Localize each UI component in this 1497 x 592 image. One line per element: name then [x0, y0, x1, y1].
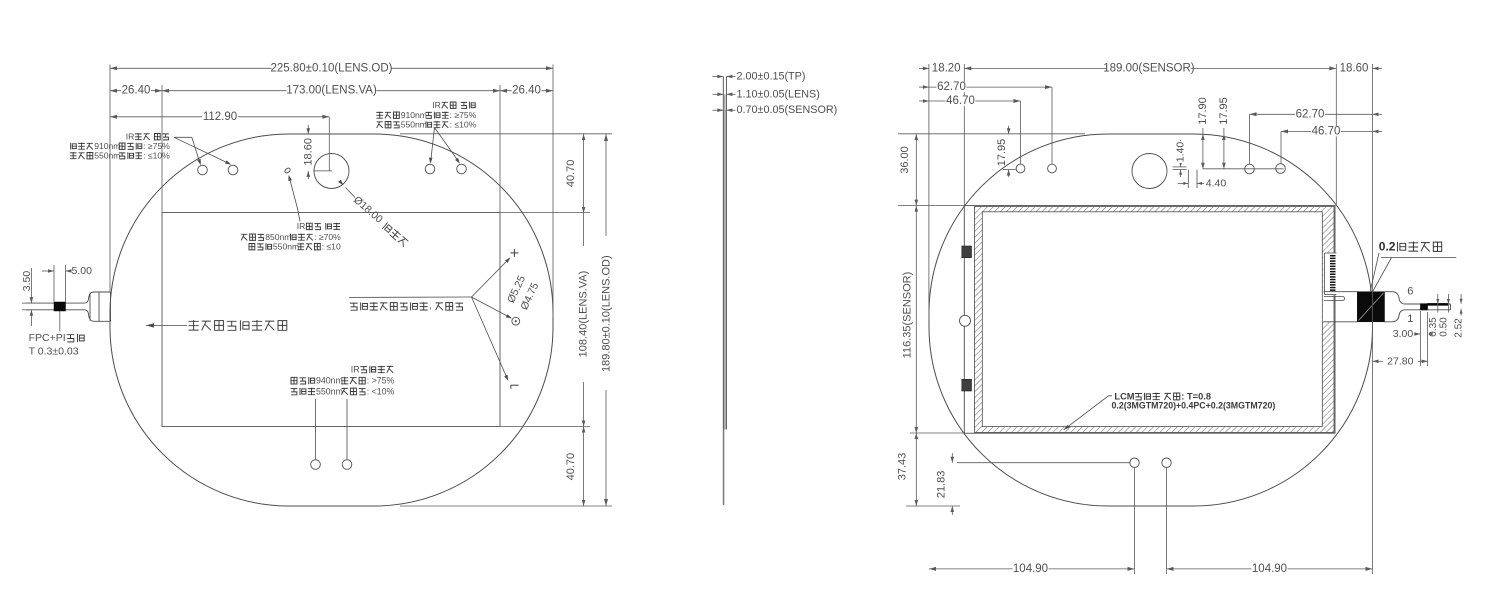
svg-text:T 0.3±0.03: T 0.3±0.03 [29, 346, 79, 358]
svg-text:27.80: 27.80 [1387, 355, 1413, 367]
svg-text:17.95: 17.95 [1218, 97, 1230, 125]
svg-text:46.70: 46.70 [1312, 125, 1341, 137]
svg-text:910nm: 910nm [401, 110, 427, 120]
svg-text:3.00: 3.00 [1393, 328, 1414, 340]
svg-text:112.90: 112.90 [203, 111, 237, 123]
svg-text:IR: IR [297, 221, 306, 231]
svg-text:116.35(SENSOR): 116.35(SENSOR) [901, 272, 913, 359]
svg-text:104.90: 104.90 [1252, 563, 1287, 575]
svg-text:46.70: 46.70 [946, 95, 975, 107]
svg-text:40.70: 40.70 [565, 160, 577, 188]
svg-text:940nm: 940nm [316, 376, 343, 386]
svg-text:850nm: 850nm [265, 232, 291, 242]
svg-text:18.20: 18.20 [932, 62, 961, 74]
svg-text:,: , [429, 301, 432, 312]
svg-text:0.70±0.05(SENSOR): 0.70±0.05(SENSOR) [737, 104, 838, 116]
svg-text:1.10±0.05(LENS): 1.10±0.05(LENS) [737, 88, 820, 100]
svg-text:173.00(LENS.VA): 173.00(LENS.VA) [286, 85, 377, 97]
svg-text:18.60: 18.60 [302, 138, 314, 166]
svg-text:: ≥75%: : ≥75% [450, 110, 477, 120]
svg-text:6: 6 [1407, 286, 1413, 298]
svg-text:: ≤10: : ≤10 [322, 242, 341, 252]
svg-text:104.90: 104.90 [1013, 563, 1048, 575]
svg-text:17.90: 17.90 [1197, 97, 1209, 125]
svg-text:3.50: 3.50 [21, 271, 33, 292]
svg-text:: <10%: : <10% [367, 386, 395, 396]
svg-text:0.2: 0.2 [1379, 240, 1396, 254]
svg-text:18.60: 18.60 [1340, 62, 1369, 74]
svg-text:IR: IR [126, 132, 135, 142]
svg-text:: ≤10%: : ≤10% [450, 120, 477, 130]
svg-text:37.43: 37.43 [897, 453, 909, 481]
svg-text:0.35: 0.35 [1428, 317, 1439, 337]
svg-text:2.52: 2.52 [1453, 318, 1464, 338]
svg-text:17.95: 17.95 [996, 139, 1008, 167]
svg-text:0.2(3MGTM720)+0.4PC+0.2(3MGTM7: 0.2(3MGTM720)+0.4PC+0.2(3MGTM720) [1112, 401, 1276, 411]
svg-text:225.80±0.10(LENS.OD): 225.80±0.10(LENS.OD) [270, 62, 392, 74]
svg-text:550nm: 550nm [401, 120, 427, 130]
svg-text:: ≥70%: : ≥70% [314, 232, 341, 242]
svg-text:62.70: 62.70 [1296, 108, 1325, 120]
svg-text:1.40: 1.40 [1175, 142, 1187, 163]
svg-text:IR: IR [432, 100, 441, 110]
svg-text:189.00(SENSOR): 189.00(SENSOR) [1103, 62, 1195, 74]
svg-text:108.40(LENS.VA): 108.40(LENS.VA) [578, 271, 590, 358]
svg-text:2.00±0.15(TP): 2.00±0.15(TP) [737, 71, 806, 83]
svg-text:0.50: 0.50 [1439, 317, 1450, 337]
svg-text:550nm: 550nm [273, 242, 299, 252]
svg-text:189.80±0.10(LENS.OD): 189.80±0.10(LENS.OD) [601, 255, 613, 372]
svg-text:: ≤10%: : ≤10% [143, 151, 170, 161]
svg-text:1: 1 [1407, 313, 1413, 325]
svg-text:910nm: 910nm [94, 141, 120, 151]
svg-text:FPC+PI: FPC+PI [29, 332, 66, 344]
svg-text:21.83: 21.83 [936, 471, 948, 499]
svg-text:: ≥75%: : ≥75% [143, 141, 170, 151]
svg-text:550nm: 550nm [316, 386, 343, 396]
svg-text:26.40: 26.40 [122, 85, 151, 97]
svg-text:: >75%: : >75% [367, 376, 395, 386]
svg-text:IR: IR [351, 364, 360, 374]
svg-text:62.70: 62.70 [937, 81, 966, 93]
svg-text:36.00: 36.00 [899, 146, 911, 174]
svg-text:4.40: 4.40 [1206, 177, 1227, 189]
svg-text:5.00: 5.00 [72, 265, 93, 277]
svg-text:26.40: 26.40 [512, 85, 541, 97]
svg-text:40.70: 40.70 [565, 453, 577, 481]
svg-text:550nm: 550nm [94, 151, 120, 161]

----------------

Instructions to follow: Write out all of the data above line by line, word for word, but leave out the picture.

Task answer:
Localize each UI component in this 1497 x 592 image. One line per element: name then [x0, y0, x1, y1].
svg-text:T 0.3±0.03: T 0.3±0.03 [29, 346, 79, 358]
svg-text:27.80: 27.80 [1387, 355, 1413, 367]
svg-text:17.95: 17.95 [1218, 97, 1230, 125]
svg-text:46.70: 46.70 [1312, 125, 1341, 137]
svg-text:910nm: 910nm [401, 110, 427, 120]
svg-text:3.00: 3.00 [1393, 328, 1414, 340]
svg-text:112.90: 112.90 [203, 111, 237, 123]
svg-text:IR: IR [297, 221, 306, 231]
svg-text:116.35(SENSOR): 116.35(SENSOR) [901, 272, 913, 359]
svg-text:104.90: 104.90 [1252, 563, 1287, 575]
svg-text:46.70: 46.70 [946, 95, 975, 107]
svg-text:40.70: 40.70 [565, 160, 577, 188]
svg-text:940nm: 940nm [316, 376, 343, 386]
svg-text:850nm: 850nm [265, 232, 291, 242]
svg-text:18.20: 18.20 [932, 62, 961, 74]
svg-text:,: , [429, 301, 432, 312]
svg-text:0.70±0.05(SENSOR): 0.70±0.05(SENSOR) [737, 104, 838, 116]
svg-text:1.10±0.05(LENS): 1.10±0.05(LENS) [737, 88, 820, 100]
svg-text:173.00(LENS.VA): 173.00(LENS.VA) [286, 85, 377, 97]
svg-text:18.60: 18.60 [302, 138, 314, 166]
svg-text:: ≥75%: : ≥75% [450, 110, 477, 120]
svg-text:6: 6 [1407, 286, 1413, 298]
svg-text:: ≤10: : ≤10 [322, 242, 341, 252]
svg-text:104.90: 104.90 [1013, 563, 1048, 575]
svg-text:17.90: 17.90 [1197, 97, 1209, 125]
svg-text:3.50: 3.50 [21, 271, 33, 292]
svg-text:: <10%: : <10% [367, 386, 395, 396]
svg-text:0.2: 0.2 [1379, 240, 1396, 254]
svg-text:18.60: 18.60 [1340, 62, 1369, 74]
svg-text:IR: IR [126, 132, 135, 142]
svg-text:: ≤10%: : ≤10% [450, 120, 477, 130]
svg-text:37.43: 37.43 [897, 453, 909, 481]
svg-text:0.35: 0.35 [1428, 317, 1439, 337]
svg-text:2.52: 2.52 [1453, 318, 1464, 338]
svg-text:17.95: 17.95 [996, 139, 1008, 167]
svg-text:0.2(3MGTM720)+0.4PC+0.2(3MGTM7: 0.2(3MGTM720)+0.4PC+0.2(3MGTM720) [1112, 401, 1276, 411]
svg-text:225.80±0.10(LENS.OD): 225.80±0.10(LENS.OD) [270, 62, 392, 74]
svg-text:550nm: 550nm [401, 120, 427, 130]
svg-text:: ≥70%: : ≥70% [314, 232, 341, 242]
svg-text:62.70: 62.70 [1296, 108, 1325, 120]
svg-text:1.40: 1.40 [1175, 142, 1187, 163]
svg-text:IR: IR [432, 100, 441, 110]
svg-text:189.00(SENSOR): 189.00(SENSOR) [1103, 62, 1195, 74]
svg-text:108.40(LENS.VA): 108.40(LENS.VA) [578, 271, 590, 358]
svg-text:2.00±0.15(TP): 2.00±0.15(TP) [737, 71, 806, 83]
svg-text:0.50: 0.50 [1439, 317, 1450, 337]
svg-text:550nm: 550nm [273, 242, 299, 252]
svg-text:189.80±0.10(LENS.OD): 189.80±0.10(LENS.OD) [601, 255, 613, 372]
svg-text:: ≤10%: : ≤10% [143, 151, 170, 161]
svg-text:1: 1 [1407, 313, 1413, 325]
svg-text:910nm: 910nm [94, 141, 120, 151]
svg-text:FPC+PI: FPC+PI [29, 332, 66, 344]
svg-text:21.83: 21.83 [936, 471, 948, 499]
svg-text:: ≥75%: : ≥75% [143, 141, 170, 151]
svg-text:550nm: 550nm [316, 386, 343, 396]
svg-text:26.40: 26.40 [122, 85, 151, 97]
svg-text:: >75%: : >75% [367, 376, 395, 386]
svg-text:IR: IR [351, 364, 360, 374]
svg-text:62.70: 62.70 [937, 81, 966, 93]
svg-text:36.00: 36.00 [899, 146, 911, 174]
svg-text:4.40: 4.40 [1206, 177, 1227, 189]
svg-text:5.00: 5.00 [72, 265, 93, 277]
svg-text:26.40: 26.40 [512, 85, 541, 97]
svg-text:40.70: 40.70 [565, 453, 577, 481]
svg-text:550nm: 550nm [94, 151, 120, 161]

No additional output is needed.